Objective: Keep the pictures out of the copy and print all the entries below exactly.

━━━

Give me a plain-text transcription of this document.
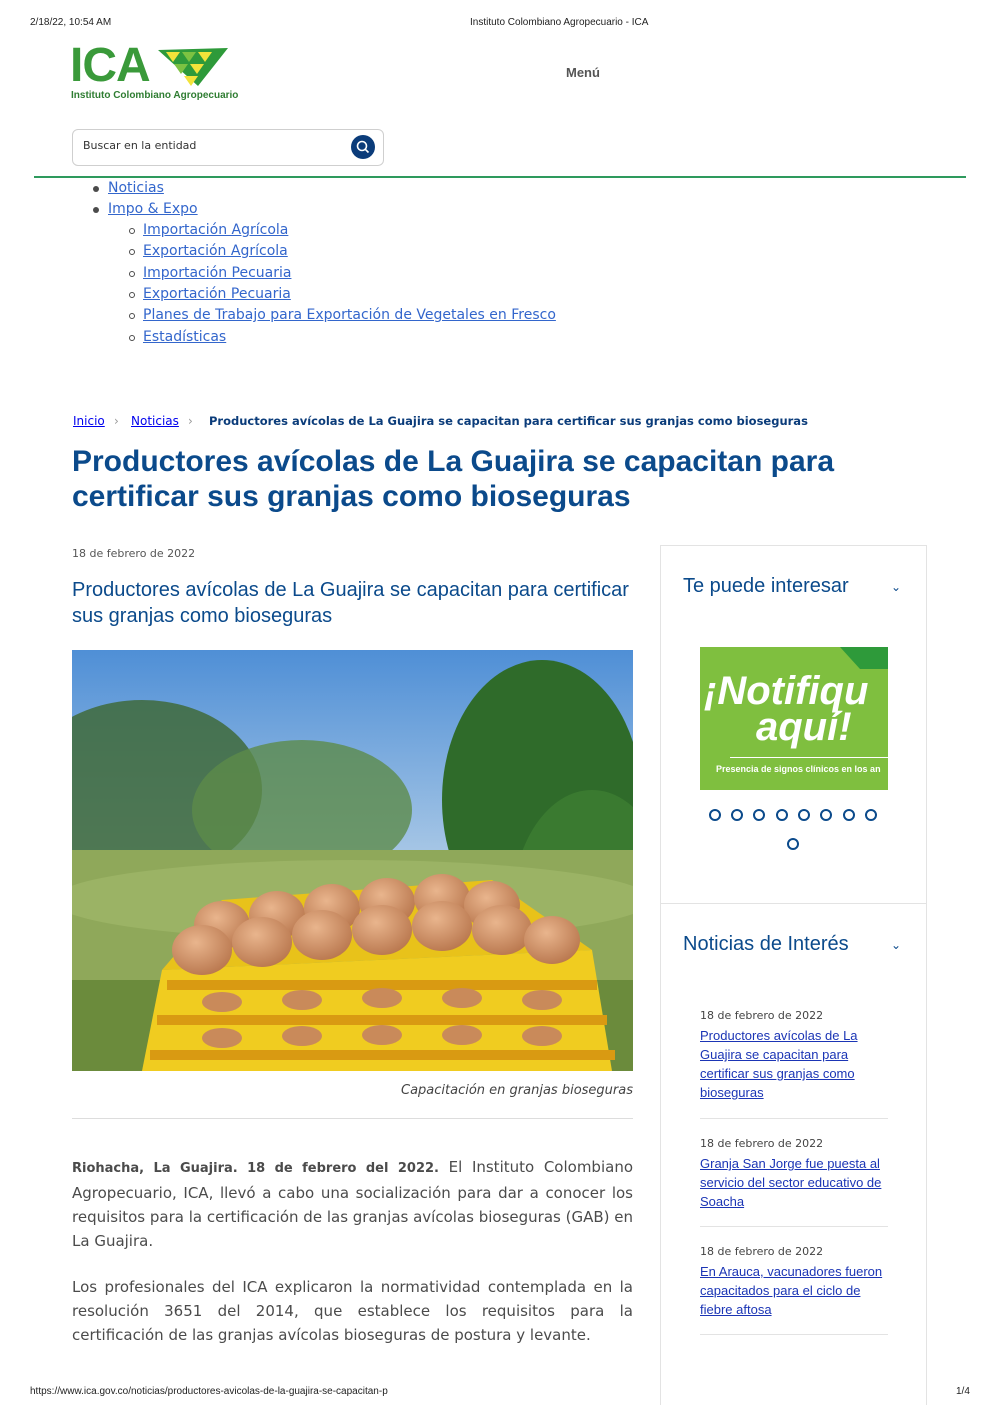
2/18/22, 10:54 AM	Instituto Colombiano Agropecuario - ICA
ICA
Instituto Colombiano Agropecuario
Menú
Buscar en la entidad
Noticias
Impo & Expo
Importación Agrícola
Exportación Agrícola
Importación Pecuaria
Exportación Pecuaria
Planes de Trabajo para Exportación de Vegetales en Fresco
Estadísticas
Inicio › Noticias › Productores avícolas de La Guajira se capacitan para certificar sus granjas como bioseguras
Productores avícolas de La Guajira se capacitan para certificar sus granjas como bioseguras
18 de febrero de 2022
Productores avícolas de La Guajira se capacitan para certificar sus granjas como bioseguras
Capacitación en granjas bioseguras

Riohacha, La Guajira. 18 de febrero del 2022. El Instituto Colombiano Agropecuario, ICA, llevó a cabo una socialización para dar a conocer los requisitos para la certificación de las granjas avícolas bioseguras (GAB) en La Guajira.

Los profesionales del ICA explicaron la normatividad contemplada en la resolución 3651 del 2014, que establece los requisitos para la certificación de las granjas avícolas bioseguras de postura y levante.

Te puede interesar	⌄
¡Notifiqu
aquí!
Presencia de signos clínicos en los an
Noticias de Interés	⌄
18 de febrero de 2022
Productores avícolas de La Guajira se capacitan para certificar sus granjas como bioseguras
18 de febrero de 2022
Granja San Jorge fue puesta al servicio del sector educativo de Soacha
18 de febrero de 2022
En Arauca, vacunadores fueron capacitados para el ciclo de fiebre aftosa
https://www.ica.gov.co/noticias/productores-avicolas-de-la-guajira-se-capacitan-p	1/4
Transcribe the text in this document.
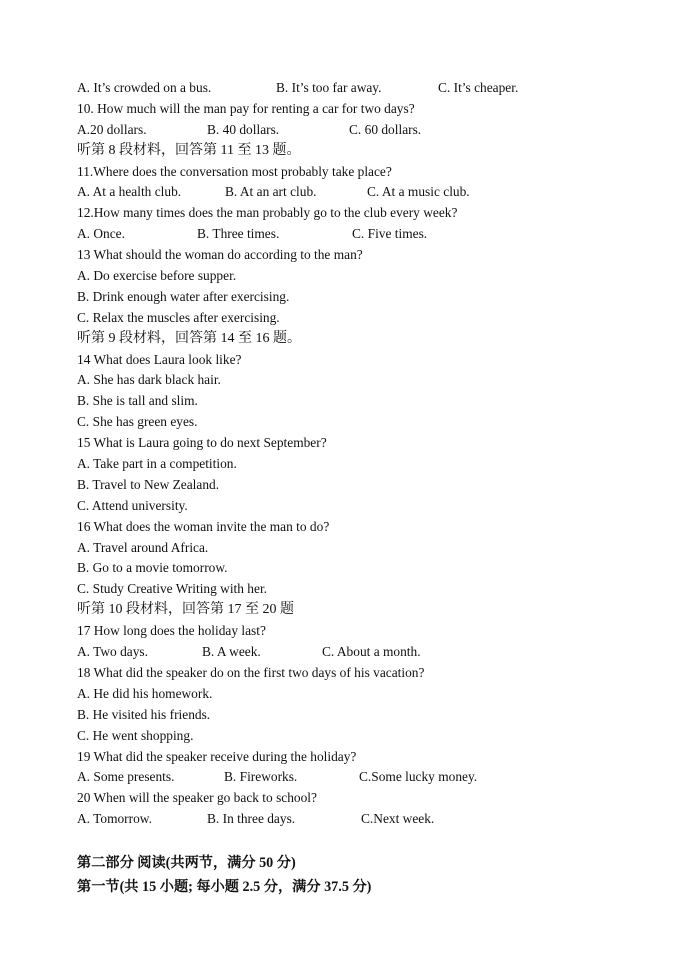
A. It’s crowded on a bus.	B. It’s too far away.	C. It’s cheaper.
10. How much will the man pay for renting a car for two days?
A.20 dollars.	B. 40 dollars.	C. 60 dollars.
听第 8 段材料，回答第 11 至 13 题。
11.Where does the conversation most probably take place?
A. At a health club.	B. At an art club.	C. At a music club.
12.How many times does the man probably go to the club every week?
A. Once.	B. Three times.	C. Five times.
13 What should the woman do according to the man?
A. Do exercise before supper.
B. Drink enough water after exercising.
C. Relax the muscles after exercising.
听第 9 段材料，回答第 14 至 16 题。
14 What does Laura look like?
A. She has dark black hair.
B. She is tall and slim.
C. She has green eyes.
15 What is Laura going to do next September?
A. Take part in a competition.
B. Travel to New Zealand.
C. Attend university.
16 What does the woman invite the man to do?
A. Travel around Africa.
B. Go to a movie tomorrow.
C. Study Creative Writing with her.
听第 10 段材料，回答第 17 至 20 题
17 How long does the holiday last?
A. Two days.	B. A week.	C. About a month.
18 What did the speaker do on the first two days of his vacation?
A. He did his homework.
B. He visited his friends.
C. He went shopping.
19 What did the speaker receive during the holiday?
A. Some presents.	B. Fireworks.	C.Some lucky money.
20 When will the speaker go back to school?
A. Tomorrow.	B. In three days.	C.Next week.
第二部分 阅读(共两节，满分 50 分)
第一节(共 15 小题; 每小题 2.5 分，满分 37.5 分)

━━━

Solution below:
Give me a plain-text transcription of this document.
2/18/22, 10:54 AM	Instituto Colombiano Agropecuario - ICA
ICA
Instituto Colombiano Agropecuario
Menú
Buscar en la entidad
Noticias
Impo & Expo
Importación Agrícola
Exportación Agrícola
Importación Pecuaria
Exportación Pecuaria
Planes de Trabajo para Exportación de Vegetales en Fresco
Estadísticas
Inicio › Noticias › Productores avícolas de La Guajira se capacitan para certificar sus granjas como bioseguras
Productores avícolas de La Guajira se capacitan para certificar sus granjas como bioseguras
18 de febrero de 2022
Productores avícolas de La Guajira se capacitan para certificar sus granjas como bioseguras
Capacitación en granjas bioseguras

Riohacha, La Guajira. 18 de febrero del 2022. El Instituto Colombiano Agropecuario, ICA, llevó a cabo una socialización para dar a conocer los requisitos para la certificación de las granjas avícolas bioseguras (GAB) en La Guajira.

Los profesionales del ICA explicaron la normatividad contemplada en la resolución 3651 del 2014, que establece los requisitos para la certificación de las granjas avícolas bioseguras de postura y levante.

Te puede interesar	⌄
¡Notifiqu
aquí!
Presencia de signos clínicos en los an
Noticias de Interés	⌄
18 de febrero de 2022
Productores avícolas de La Guajira se capacitan para certificar sus granjas como bioseguras
18 de febrero de 2022
Granja San Jorge fue puesta al servicio del sector educativo de Soacha
18 de febrero de 2022
En Arauca, vacunadores fueron capacitados para el ciclo de fiebre aftosa
https://www.ica.gov.co/noticias/productores-avicolas-de-la-guajira-se-capacitan-p	1/4
Transcribe the text in this document.
A. It’s crowded on a bus.	B. It’s too far away.	C. It’s cheaper.
10. How much will the man pay for renting a car for two days?
A.20 dollars.	B. 40 dollars.	C. 60 dollars.
听第 8 段材料，回答第 11 至 13 题。
11.Where does the conversation most probably take place?
A. At a health club.	B. At an art club.	C. At a music club.
12.How many times does the man probably go to the club every week?
A. Once.	B. Three times.	C. Five times.
13 What should the woman do according to the man?
A. Do exercise before supper.
B. Drink enough water after exercising.
C. Relax the muscles after exercising.
听第 9 段材料，回答第 14 至 16 题。
14 What does Laura look like?
A. She has dark black hair.
B. She is tall and slim.
C. She has green eyes.
15 What is Laura going to do next September?
A. Take part in a competition.
B. Travel to New Zealand.
C. Attend university.
16 What does the woman invite the man to do?
A. Travel around Africa.
B. Go to a movie tomorrow.
C. Study Creative Writing with her.
听第 10 段材料，回答第 17 至 20 题
17 How long does the holiday last?
A. Two days.	B. A week.	C. About a month.
18 What did the speaker do on the first two days of his vacation?
A. He did his homework.
B. He visited his friends.
C. He went shopping.
19 What did the speaker receive during the holiday?
A. Some presents.	B. Fireworks.	C.Some lucky money.
20 When will the speaker go back to school?
A. Tomorrow.	B. In three days.	C.Next week.
第二部分 阅读(共两节，满分 50 分)
第一节(共 15 小题; 每小题 2.5 分，满分 37.5 分)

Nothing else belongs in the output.